— PROMPT —
Across all the lines below, how many contain the string "percent"? Please reply with the number only.

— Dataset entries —
◆ ◆ ◆
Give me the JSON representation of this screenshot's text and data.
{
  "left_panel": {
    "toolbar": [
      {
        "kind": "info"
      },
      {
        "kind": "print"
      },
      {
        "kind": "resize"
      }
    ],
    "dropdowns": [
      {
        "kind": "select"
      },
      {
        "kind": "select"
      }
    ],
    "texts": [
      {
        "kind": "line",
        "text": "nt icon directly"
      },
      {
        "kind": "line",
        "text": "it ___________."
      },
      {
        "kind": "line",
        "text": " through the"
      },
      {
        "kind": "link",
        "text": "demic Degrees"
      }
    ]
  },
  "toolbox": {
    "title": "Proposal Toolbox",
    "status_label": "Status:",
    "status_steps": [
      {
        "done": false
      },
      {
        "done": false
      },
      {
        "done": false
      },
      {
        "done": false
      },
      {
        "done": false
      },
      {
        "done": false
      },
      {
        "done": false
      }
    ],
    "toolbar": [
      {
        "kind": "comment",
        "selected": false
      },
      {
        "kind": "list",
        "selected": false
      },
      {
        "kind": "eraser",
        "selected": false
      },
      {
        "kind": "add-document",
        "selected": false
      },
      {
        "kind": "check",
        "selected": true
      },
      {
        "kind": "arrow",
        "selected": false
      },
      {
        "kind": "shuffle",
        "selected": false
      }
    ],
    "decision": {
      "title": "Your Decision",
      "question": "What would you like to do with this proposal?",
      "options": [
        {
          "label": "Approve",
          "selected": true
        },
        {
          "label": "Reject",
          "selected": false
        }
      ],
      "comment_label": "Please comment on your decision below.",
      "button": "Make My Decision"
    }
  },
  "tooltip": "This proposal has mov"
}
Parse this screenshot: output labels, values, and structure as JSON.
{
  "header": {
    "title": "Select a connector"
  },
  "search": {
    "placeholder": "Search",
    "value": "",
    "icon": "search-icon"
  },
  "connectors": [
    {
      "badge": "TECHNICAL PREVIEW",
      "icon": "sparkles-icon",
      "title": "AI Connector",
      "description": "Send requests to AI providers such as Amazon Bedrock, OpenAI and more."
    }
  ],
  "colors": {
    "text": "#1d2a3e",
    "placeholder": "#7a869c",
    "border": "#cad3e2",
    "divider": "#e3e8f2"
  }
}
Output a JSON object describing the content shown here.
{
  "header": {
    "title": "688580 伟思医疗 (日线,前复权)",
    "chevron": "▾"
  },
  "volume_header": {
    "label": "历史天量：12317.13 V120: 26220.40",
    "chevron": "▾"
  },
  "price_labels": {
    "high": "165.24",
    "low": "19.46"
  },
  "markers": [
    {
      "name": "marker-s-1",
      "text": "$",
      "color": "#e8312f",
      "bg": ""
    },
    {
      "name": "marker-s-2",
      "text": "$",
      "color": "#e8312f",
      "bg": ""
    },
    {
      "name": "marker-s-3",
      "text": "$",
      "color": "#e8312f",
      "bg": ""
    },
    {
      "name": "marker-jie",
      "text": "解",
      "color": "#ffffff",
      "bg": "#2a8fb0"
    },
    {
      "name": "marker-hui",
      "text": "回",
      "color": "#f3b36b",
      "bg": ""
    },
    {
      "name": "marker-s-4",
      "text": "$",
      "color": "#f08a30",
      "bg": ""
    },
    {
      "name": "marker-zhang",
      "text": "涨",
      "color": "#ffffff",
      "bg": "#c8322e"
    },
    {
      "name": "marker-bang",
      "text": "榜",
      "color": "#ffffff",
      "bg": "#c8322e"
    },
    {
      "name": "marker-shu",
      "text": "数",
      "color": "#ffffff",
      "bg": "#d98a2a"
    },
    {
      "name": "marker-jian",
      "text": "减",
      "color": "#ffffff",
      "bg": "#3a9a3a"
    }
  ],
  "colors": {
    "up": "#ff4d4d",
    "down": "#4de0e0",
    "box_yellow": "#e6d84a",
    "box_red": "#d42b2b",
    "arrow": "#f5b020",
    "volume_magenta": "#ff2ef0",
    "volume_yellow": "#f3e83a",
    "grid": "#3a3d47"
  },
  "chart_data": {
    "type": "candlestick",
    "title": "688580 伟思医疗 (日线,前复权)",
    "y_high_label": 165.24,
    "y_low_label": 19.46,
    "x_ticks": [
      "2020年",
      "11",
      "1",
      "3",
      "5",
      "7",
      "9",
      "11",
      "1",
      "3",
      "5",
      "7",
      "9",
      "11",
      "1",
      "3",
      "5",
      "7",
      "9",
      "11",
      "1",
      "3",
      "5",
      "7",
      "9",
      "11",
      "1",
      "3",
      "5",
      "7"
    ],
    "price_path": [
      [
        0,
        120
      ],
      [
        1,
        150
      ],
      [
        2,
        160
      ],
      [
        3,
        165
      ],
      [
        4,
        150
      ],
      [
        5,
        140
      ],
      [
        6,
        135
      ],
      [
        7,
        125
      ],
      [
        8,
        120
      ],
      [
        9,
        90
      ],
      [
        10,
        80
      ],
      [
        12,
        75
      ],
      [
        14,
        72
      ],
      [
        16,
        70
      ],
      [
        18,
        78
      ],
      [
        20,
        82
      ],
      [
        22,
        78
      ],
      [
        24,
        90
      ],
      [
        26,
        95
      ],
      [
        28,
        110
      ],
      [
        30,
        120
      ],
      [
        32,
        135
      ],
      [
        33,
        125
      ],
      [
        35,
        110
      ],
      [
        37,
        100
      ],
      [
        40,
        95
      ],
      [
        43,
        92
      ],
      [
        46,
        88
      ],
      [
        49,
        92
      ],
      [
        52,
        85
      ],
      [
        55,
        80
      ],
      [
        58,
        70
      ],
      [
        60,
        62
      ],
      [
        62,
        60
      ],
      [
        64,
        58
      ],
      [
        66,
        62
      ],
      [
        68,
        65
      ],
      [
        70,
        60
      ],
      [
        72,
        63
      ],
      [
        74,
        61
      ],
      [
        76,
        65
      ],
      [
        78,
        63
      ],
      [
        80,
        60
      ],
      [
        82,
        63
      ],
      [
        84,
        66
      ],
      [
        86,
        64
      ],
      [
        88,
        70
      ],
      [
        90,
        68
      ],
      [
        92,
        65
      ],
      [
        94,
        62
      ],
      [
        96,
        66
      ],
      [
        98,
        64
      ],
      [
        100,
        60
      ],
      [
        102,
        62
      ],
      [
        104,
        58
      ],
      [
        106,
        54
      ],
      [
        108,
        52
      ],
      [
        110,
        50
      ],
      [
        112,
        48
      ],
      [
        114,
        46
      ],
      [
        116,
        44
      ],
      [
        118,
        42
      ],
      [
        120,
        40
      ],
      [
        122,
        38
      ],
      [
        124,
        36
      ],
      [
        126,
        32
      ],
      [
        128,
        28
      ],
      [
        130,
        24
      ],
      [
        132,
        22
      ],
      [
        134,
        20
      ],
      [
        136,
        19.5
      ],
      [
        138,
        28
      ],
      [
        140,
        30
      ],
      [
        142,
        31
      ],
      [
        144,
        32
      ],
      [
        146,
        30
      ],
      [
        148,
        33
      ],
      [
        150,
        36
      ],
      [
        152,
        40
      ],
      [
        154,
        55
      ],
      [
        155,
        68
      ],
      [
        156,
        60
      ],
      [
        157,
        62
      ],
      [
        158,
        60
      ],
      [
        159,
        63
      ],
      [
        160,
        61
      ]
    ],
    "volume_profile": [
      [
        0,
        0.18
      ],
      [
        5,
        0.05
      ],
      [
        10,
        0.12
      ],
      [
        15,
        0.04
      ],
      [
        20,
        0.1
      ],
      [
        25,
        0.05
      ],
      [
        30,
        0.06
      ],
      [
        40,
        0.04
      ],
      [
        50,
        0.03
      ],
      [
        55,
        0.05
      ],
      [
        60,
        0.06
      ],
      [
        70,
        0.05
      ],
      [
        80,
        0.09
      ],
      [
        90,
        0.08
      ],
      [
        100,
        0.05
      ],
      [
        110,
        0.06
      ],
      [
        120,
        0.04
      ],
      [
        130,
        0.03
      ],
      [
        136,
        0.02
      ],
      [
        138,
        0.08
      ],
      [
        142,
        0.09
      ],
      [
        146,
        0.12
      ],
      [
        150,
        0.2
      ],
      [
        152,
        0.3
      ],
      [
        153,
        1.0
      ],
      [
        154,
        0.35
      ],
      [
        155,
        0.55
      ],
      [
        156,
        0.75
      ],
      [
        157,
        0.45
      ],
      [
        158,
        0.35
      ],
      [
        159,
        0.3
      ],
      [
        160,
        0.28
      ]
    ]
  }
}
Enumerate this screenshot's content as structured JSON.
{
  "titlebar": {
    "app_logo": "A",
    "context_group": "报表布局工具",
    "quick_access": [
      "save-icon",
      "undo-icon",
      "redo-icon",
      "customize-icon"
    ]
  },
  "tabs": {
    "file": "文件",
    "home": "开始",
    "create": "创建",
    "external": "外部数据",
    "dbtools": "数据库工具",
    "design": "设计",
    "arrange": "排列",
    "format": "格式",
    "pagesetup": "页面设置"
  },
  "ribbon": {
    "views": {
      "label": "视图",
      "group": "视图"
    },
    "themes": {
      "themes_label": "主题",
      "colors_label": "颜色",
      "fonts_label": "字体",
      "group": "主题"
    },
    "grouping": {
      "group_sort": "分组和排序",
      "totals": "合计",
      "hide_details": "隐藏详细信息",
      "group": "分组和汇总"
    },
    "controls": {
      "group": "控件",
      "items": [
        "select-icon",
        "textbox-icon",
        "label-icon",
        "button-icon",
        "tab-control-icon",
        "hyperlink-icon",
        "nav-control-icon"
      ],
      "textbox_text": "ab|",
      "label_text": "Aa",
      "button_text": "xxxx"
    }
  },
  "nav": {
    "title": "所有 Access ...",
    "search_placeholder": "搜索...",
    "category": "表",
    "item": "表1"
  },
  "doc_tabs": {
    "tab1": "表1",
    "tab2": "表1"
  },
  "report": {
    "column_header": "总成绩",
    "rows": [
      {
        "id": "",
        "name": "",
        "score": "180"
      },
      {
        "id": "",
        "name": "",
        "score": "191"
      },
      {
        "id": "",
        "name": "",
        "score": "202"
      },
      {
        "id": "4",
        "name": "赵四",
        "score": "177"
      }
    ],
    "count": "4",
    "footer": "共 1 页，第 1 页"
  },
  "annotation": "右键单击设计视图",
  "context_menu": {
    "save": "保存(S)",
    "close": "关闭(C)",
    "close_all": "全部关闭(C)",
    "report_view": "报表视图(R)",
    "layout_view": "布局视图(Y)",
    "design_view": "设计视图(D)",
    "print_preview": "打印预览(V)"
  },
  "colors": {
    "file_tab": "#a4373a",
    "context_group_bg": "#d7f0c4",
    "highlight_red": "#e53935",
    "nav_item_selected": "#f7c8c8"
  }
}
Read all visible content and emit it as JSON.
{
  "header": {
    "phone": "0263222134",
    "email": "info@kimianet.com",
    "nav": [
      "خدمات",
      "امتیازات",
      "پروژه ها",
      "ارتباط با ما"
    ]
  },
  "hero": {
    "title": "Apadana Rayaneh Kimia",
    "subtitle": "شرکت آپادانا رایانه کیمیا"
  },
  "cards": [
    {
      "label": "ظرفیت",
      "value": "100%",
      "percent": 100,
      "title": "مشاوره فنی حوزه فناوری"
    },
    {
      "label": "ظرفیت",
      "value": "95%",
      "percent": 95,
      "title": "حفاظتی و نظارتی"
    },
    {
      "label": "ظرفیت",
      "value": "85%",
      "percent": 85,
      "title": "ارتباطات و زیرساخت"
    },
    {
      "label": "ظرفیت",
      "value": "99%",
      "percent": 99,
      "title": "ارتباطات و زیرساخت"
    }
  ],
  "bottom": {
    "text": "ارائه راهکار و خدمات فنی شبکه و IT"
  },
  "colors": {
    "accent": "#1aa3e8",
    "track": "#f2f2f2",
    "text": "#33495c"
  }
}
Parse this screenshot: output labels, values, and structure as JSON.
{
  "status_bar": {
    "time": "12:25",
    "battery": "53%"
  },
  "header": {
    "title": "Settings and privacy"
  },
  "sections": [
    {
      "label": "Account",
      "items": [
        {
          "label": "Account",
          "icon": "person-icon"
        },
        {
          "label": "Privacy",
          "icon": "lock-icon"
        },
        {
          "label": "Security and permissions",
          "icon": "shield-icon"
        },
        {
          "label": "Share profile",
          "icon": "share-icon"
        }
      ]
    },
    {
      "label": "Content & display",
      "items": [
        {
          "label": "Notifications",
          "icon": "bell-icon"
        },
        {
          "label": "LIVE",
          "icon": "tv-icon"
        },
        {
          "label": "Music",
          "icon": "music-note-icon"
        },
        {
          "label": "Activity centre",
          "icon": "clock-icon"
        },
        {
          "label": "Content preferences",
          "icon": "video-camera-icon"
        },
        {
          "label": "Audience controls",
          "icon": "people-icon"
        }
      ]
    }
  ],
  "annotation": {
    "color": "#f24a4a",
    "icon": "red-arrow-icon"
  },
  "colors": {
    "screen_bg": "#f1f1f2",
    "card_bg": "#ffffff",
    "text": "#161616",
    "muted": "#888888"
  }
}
◆ ◆ ◆
— TASK RESULT —
4